┌────────

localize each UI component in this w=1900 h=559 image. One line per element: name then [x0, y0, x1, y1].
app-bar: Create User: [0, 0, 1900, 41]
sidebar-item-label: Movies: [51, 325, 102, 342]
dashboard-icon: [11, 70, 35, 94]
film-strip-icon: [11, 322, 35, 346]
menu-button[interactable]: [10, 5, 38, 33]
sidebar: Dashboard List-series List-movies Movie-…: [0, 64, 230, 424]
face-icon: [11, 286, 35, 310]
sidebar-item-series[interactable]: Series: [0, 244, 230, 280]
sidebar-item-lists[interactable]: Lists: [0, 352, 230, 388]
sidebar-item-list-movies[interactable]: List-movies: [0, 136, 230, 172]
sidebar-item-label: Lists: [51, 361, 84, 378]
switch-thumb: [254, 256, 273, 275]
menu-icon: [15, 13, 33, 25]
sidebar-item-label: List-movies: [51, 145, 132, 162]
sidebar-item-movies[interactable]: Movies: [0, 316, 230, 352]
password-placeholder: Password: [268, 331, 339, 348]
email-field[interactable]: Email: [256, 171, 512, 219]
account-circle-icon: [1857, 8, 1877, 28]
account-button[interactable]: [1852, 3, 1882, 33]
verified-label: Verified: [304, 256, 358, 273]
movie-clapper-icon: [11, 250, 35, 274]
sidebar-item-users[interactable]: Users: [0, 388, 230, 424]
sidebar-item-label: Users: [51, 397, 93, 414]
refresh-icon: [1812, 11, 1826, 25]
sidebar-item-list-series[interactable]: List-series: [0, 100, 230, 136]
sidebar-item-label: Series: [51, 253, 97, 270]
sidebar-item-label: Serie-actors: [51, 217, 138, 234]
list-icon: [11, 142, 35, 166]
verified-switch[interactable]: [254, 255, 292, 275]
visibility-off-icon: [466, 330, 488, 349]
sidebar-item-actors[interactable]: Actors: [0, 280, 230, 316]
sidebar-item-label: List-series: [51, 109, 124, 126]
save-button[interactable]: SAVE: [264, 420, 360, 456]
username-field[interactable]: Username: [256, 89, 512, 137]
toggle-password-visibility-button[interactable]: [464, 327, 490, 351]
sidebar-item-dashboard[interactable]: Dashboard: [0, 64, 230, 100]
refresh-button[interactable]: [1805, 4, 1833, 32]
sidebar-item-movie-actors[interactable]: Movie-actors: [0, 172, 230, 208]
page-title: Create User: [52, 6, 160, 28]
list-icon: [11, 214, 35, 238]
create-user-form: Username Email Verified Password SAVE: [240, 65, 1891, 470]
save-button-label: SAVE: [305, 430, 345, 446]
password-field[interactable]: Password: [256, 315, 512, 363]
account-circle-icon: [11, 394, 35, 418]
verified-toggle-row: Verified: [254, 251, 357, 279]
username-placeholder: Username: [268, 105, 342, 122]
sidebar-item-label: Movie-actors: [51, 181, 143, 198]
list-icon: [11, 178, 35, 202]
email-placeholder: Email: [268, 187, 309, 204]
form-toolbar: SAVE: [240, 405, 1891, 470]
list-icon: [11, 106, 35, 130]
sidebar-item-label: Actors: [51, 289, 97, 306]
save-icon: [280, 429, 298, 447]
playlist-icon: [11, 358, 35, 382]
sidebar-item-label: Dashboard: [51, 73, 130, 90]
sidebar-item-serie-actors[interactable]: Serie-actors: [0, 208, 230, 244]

└────────

## PROBLEM DETAILS
Gather every line of the listing above that contains the string "visibility", with case counting.

## SOLVED EXERCISE
visibility-off-icon: [466, 330, 488, 349]
toggle-password-visibility-button[interactable]: [464, 327, 490, 351]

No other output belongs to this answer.